Retype all of the data. Every line must match exactly.

--- Start of Information given ---

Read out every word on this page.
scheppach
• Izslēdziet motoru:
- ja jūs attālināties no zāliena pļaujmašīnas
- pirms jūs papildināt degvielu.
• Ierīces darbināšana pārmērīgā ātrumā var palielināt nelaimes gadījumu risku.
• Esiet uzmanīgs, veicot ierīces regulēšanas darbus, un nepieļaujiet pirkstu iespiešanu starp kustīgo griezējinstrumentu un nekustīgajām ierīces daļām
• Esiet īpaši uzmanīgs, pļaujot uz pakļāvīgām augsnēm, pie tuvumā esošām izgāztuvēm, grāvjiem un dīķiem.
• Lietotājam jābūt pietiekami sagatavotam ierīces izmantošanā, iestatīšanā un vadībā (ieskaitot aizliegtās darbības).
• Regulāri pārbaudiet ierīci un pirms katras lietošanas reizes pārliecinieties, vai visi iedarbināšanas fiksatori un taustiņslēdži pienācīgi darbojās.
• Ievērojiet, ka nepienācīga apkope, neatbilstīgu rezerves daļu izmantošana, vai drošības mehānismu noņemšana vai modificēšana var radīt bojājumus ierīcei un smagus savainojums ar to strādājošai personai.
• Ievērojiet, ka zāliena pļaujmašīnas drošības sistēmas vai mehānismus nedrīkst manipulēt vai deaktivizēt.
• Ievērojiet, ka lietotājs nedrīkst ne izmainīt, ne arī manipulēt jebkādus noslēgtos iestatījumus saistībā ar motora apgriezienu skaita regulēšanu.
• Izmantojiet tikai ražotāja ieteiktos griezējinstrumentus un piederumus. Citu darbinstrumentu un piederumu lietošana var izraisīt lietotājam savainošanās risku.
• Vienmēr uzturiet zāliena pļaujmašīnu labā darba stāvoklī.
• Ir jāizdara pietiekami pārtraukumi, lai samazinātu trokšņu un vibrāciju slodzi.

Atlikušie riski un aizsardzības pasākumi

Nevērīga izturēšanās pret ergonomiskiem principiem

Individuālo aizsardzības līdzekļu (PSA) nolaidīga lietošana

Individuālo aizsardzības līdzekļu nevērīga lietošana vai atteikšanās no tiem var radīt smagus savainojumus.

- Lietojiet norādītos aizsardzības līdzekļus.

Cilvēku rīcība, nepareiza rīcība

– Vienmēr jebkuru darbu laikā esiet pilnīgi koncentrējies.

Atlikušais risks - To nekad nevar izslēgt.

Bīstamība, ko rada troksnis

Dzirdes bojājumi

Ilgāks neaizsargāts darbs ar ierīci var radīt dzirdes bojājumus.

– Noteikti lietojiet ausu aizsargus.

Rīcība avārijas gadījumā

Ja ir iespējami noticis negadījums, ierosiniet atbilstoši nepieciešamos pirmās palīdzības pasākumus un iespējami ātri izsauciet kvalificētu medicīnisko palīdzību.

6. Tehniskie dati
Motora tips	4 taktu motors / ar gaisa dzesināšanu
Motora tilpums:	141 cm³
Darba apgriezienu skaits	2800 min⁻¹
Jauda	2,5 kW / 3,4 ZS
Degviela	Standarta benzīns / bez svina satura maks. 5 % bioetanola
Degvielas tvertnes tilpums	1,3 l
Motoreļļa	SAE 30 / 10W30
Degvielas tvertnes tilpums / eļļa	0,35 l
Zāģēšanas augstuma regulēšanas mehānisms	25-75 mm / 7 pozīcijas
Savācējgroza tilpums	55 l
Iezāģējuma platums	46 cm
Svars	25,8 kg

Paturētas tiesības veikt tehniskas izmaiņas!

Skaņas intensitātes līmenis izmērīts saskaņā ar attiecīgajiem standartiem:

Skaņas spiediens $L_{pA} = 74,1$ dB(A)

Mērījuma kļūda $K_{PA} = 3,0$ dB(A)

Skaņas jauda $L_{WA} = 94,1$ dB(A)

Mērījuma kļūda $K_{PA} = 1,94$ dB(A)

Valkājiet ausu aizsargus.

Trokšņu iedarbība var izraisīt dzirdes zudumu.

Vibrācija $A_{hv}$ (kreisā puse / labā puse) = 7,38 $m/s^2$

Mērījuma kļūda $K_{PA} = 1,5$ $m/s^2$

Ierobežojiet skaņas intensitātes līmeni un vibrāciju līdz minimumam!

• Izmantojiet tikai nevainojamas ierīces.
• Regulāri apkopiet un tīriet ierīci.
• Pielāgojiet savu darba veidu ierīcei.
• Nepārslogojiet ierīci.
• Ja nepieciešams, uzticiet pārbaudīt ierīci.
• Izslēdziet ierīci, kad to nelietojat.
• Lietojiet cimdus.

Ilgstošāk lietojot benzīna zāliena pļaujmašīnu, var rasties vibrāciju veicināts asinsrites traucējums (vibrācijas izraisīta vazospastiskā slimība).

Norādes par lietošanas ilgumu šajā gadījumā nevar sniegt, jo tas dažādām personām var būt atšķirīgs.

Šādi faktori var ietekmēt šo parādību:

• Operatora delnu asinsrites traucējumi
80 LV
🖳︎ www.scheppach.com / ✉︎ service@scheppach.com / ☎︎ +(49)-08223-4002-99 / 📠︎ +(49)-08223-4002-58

--- End of Information given ---

Finished answer:
Read out every word on this page.
scheppach
• Izslēdziet motoru:
- ja jūs attālināties no zāliena pļaujmašīnas
- pirms jūs papildināt degvielu.
• Ierīces darbināšana pārmērīgā ātrumā var palielināt nelaimes gadījumu risku.
• Esiet uzmanīgs, veicot ierīces regulēšanas darbus, un nepieļaujiet pirkstu iespiešanu starp kustīgo griezējinstrumentu un nekustīgajām ierīces daļām
• Esiet īpaši uzmanīgs, pļaujot uz pakļāvīgām augsnēm, pie tuvumā esošām izgāztuvēm, grāvjiem un dīķiem.
• Lietotājam jābūt pietiekami sagatavotam ierīces izmantošanā, iestatīšanā un vadībā (ieskaitot aizliegtās darbības).
• Regulāri pārbaudiet ierīci un pirms katras lietošanas reizes pārliecinieties, vai visi iedarbināšanas fiksatori un taustiņslēdži pienācīgi darbojās.
• Ievērojiet, ka nepienācīga apkope, neatbilstīgu rezerves daļu izmantošana, vai drošības mehānismu noņemšana vai modificēšana var radīt bojājumus ierīcei un smagus savainojums ar to strādājošai personai.
• Ievērojiet, ka zāliena pļaujmašīnas drošības sistēmas vai mehānismus nedrīkst manipulēt vai deaktivizēt.
• Ievērojiet, ka lietotājs nedrīkst ne izmainīt, ne arī manipulēt jebkādus noslēgtos iestatījumus saistībā ar motora apgriezienu skaita regulēšanu.
• Izmantojiet tikai ražotāja ieteiktos griezējinstrumentus un piederumus. Citu darbinstrumentu un piederumu lietošana var izraisīt lietotājam savainošanās risku.
• Vienmēr uzturiet zāliena pļaujmašīnu labā darba stāvoklī.
• Ir jāizdara pietiekami pārtraukumi, lai samazinātu trokšņu un vibrāciju slodzi.

Atlikušie riski un aizsardzības pasākumi

Nevērīga izturēšanās pret ergonomiskiem principiem

Individuālo aizsardzības līdzekļu (PSA) nolaidīga lietošana

Individuālo aizsardzības līdzekļu nevērīga lietošana vai atteikšanās no tiem var radīt smagus savainojumus.

- Lietojiet norādītos aizsardzības līdzekļus.

Cilvēku rīcība, nepareiza rīcība

– Vienmēr jebkuru darbu laikā esiet pilnīgi koncentrējies.

Atlikušais risks - To nekad nevar izslēgt.

Bīstamība, ko rada troksnis

Dzirdes bojājumi

Ilgāks neaizsargāts darbs ar ierīci var radīt dzirdes bojājumus.

– Noteikti lietojiet ausu aizsargus.

Rīcība avārijas gadījumā

Ja ir iespējami noticis negadījums, ierosiniet atbilstoši nepieciešamos pirmās palīdzības pasākumus un iespējami ātri izsauciet kvalificētu medicīnisko palīdzību.

6. Tehniskie dati
Motora tips	4 taktu motors / ar gaisa dzesināšanu
Motora tilpums:	141 cm³
Darba apgriezienu skaits	2800 min⁻¹
Jauda	2,5 kW / 3,4 ZS
Degviela	Standarta benzīns / bez svina satura maks. 5 % bioetanola
Degvielas tvertnes tilpums	1,3 l
Motoreļļa	SAE 30 / 10W30
Degvielas tvertnes tilpums / eļļa	0,35 l
Zāģēšanas augstuma regulēšanas mehānisms	25-75 mm / 7 pozīcijas
Savācējgroza tilpums	55 l
Iezāģējuma platums	46 cm
Svars	25,8 kg

Paturētas tiesības veikt tehniskas izmaiņas!

Skaņas intensitātes līmenis izmērīts saskaņā ar attiecīgajiem standartiem:

Skaņas spiediens $L_{pA} = 74,1$ dB(A)

Mērījuma kļūda $K_{PA} = 3,0$ dB(A)

Skaņas jauda $L_{WA} = 94,1$ dB(A)

Mērījuma kļūda $K_{PA} = 1,94$ dB(A)

Valkājiet ausu aizsargus.

Trokšņu iedarbība var izraisīt dzirdes zudumu.

Vibrācija $A_{hv}$ (kreisā puse / labā puse) = 7,38 $m/s^2$

Mērījuma kļūda $K_{PA} = 1,5$ $m/s^2$

Ierobežojiet skaņas intensitātes līmeni un vibrāciju līdz minimumam!

• Izmantojiet tikai nevainojamas ierīces.
• Regulāri apkopiet un tīriet ierīci.
• Pielāgojiet savu darba veidu ierīcei.
• Nepārslogojiet ierīci.
• Ja nepieciešams, uzticiet pārbaudīt ierīci.
• Izslēdziet ierīci, kad to nelietojat.
• Lietojiet cimdus.

Ilgstošāk lietojot benzīna zāliena pļaujmašīnu, var rasties vibrāciju veicināts asinsrites traucējums (vibrācijas izraisīta vazospastiskā slimība).

Norādes par lietošanas ilgumu šajā gadījumā nevar sniegt, jo tas dažādām personām var būt atšķirīgs.

Šādi faktori var ietekmēt šo parādību:

• Operatora delnu asinsrites traucējumi
80 LV
🖳︎ www.scheppach.com / ✉︎ service@scheppach.com / ☎︎ +(49)-08223-4002-99 / 📠︎ +(49)-08223-4002-58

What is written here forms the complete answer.